:: OBJECTIVE ::
Pictures in the records should not be copied, but every other part must be repeated exactly.

:: DATA SUPPLIED ::
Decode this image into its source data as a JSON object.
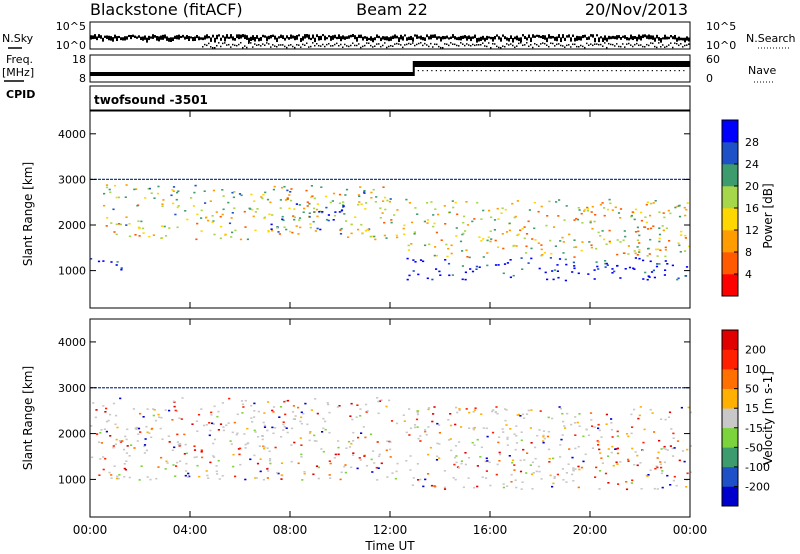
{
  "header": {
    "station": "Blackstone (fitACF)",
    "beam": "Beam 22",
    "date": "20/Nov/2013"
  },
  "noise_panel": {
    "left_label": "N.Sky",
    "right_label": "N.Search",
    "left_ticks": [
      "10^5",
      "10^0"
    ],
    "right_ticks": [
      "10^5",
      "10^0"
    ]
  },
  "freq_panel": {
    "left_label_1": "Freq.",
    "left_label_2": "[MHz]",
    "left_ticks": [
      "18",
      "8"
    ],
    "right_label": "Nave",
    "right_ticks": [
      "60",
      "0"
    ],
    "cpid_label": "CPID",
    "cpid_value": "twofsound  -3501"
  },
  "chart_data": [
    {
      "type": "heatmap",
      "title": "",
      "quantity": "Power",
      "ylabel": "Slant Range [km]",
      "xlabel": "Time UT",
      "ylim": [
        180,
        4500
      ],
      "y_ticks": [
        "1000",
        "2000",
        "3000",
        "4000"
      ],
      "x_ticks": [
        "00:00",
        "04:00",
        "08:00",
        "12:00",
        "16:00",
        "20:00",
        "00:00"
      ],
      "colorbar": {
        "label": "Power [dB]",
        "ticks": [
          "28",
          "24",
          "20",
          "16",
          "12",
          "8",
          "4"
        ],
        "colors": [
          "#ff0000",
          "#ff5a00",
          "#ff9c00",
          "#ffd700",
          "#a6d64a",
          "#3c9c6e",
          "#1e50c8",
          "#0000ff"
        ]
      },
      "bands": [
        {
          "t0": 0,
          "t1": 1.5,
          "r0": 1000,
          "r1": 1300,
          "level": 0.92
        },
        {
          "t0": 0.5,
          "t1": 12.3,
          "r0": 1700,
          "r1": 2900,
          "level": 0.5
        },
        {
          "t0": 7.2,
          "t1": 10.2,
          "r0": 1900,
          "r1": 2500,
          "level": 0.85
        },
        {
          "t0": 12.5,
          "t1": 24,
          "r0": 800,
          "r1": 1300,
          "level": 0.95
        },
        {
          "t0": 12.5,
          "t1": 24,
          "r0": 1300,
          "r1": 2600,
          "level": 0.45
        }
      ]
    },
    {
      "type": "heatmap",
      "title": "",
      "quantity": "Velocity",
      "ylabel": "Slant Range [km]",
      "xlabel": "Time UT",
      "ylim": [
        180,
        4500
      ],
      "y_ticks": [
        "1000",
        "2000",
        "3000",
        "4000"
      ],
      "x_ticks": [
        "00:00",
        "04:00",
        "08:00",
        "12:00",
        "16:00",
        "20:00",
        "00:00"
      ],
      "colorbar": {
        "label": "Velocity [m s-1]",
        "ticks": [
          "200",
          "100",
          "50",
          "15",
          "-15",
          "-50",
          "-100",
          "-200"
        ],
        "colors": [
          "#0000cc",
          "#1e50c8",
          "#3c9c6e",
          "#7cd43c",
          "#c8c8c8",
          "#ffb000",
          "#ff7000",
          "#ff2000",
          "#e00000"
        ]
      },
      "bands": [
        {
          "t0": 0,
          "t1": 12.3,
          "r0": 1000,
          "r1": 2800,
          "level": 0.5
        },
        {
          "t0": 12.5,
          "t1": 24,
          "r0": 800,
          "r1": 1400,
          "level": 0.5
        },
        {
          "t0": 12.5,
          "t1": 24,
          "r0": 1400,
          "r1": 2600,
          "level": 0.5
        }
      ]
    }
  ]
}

:: THE COMPLETED TASK ::
Decode this image into its source data as a JSON object.
{
  "header": {
    "station": "Blackstone (fitACF)",
    "beam": "Beam 22",
    "date": "20/Nov/2013"
  },
  "noise_panel": {
    "left_label": "N.Sky",
    "right_label": "N.Search",
    "left_ticks": [
      "10^5",
      "10^0"
    ],
    "right_ticks": [
      "10^5",
      "10^0"
    ]
  },
  "freq_panel": {
    "left_label_1": "Freq.",
    "left_label_2": "[MHz]",
    "left_ticks": [
      "18",
      "8"
    ],
    "right_label": "Nave",
    "right_ticks": [
      "60",
      "0"
    ],
    "cpid_label": "CPID",
    "cpid_value": "twofsound  -3501"
  },
  "chart_data": [
    {
      "type": "heatmap",
      "title": "",
      "quantity": "Power",
      "ylabel": "Slant Range [km]",
      "xlabel": "Time UT",
      "ylim": [
        180,
        4500
      ],
      "y_ticks": [
        "1000",
        "2000",
        "3000",
        "4000"
      ],
      "x_ticks": [
        "00:00",
        "04:00",
        "08:00",
        "12:00",
        "16:00",
        "20:00",
        "00:00"
      ],
      "colorbar": {
        "label": "Power [dB]",
        "ticks": [
          "28",
          "24",
          "20",
          "16",
          "12",
          "8",
          "4"
        ],
        "colors": [
          "#ff0000",
          "#ff5a00",
          "#ff9c00",
          "#ffd700",
          "#a6d64a",
          "#3c9c6e",
          "#1e50c8",
          "#0000ff"
        ]
      },
      "bands": [
        {
          "t0": 0,
          "t1": 1.5,
          "r0": 1000,
          "r1": 1300,
          "level": 0.92
        },
        {
          "t0": 0.5,
          "t1": 12.3,
          "r0": 1700,
          "r1": 2900,
          "level": 0.5
        },
        {
          "t0": 7.2,
          "t1": 10.2,
          "r0": 1900,
          "r1": 2500,
          "level": 0.85
        },
        {
          "t0": 12.5,
          "t1": 24,
          "r0": 800,
          "r1": 1300,
          "level": 0.95
        },
        {
          "t0": 12.5,
          "t1": 24,
          "r0": 1300,
          "r1": 2600,
          "level": 0.45
        }
      ]
    },
    {
      "type": "heatmap",
      "title": "",
      "quantity": "Velocity",
      "ylabel": "Slant Range [km]",
      "xlabel": "Time UT",
      "ylim": [
        180,
        4500
      ],
      "y_ticks": [
        "1000",
        "2000",
        "3000",
        "4000"
      ],
      "x_ticks": [
        "00:00",
        "04:00",
        "08:00",
        "12:00",
        "16:00",
        "20:00",
        "00:00"
      ],
      "colorbar": {
        "label": "Velocity [m s-1]",
        "ticks": [
          "200",
          "100",
          "50",
          "15",
          "-15",
          "-50",
          "-100",
          "-200"
        ],
        "colors": [
          "#0000cc",
          "#1e50c8",
          "#3c9c6e",
          "#7cd43c",
          "#c8c8c8",
          "#ffb000",
          "#ff7000",
          "#ff2000",
          "#e00000"
        ]
      },
      "bands": [
        {
          "t0": 0,
          "t1": 12.3,
          "r0": 1000,
          "r1": 2800,
          "level": 0.5
        },
        {
          "t0": 12.5,
          "t1": 24,
          "r0": 800,
          "r1": 1400,
          "level": 0.5
        },
        {
          "t0": 12.5,
          "t1": 24,
          "r0": 1400,
          "r1": 2600,
          "level": 0.5
        }
      ]
    }
  ]
}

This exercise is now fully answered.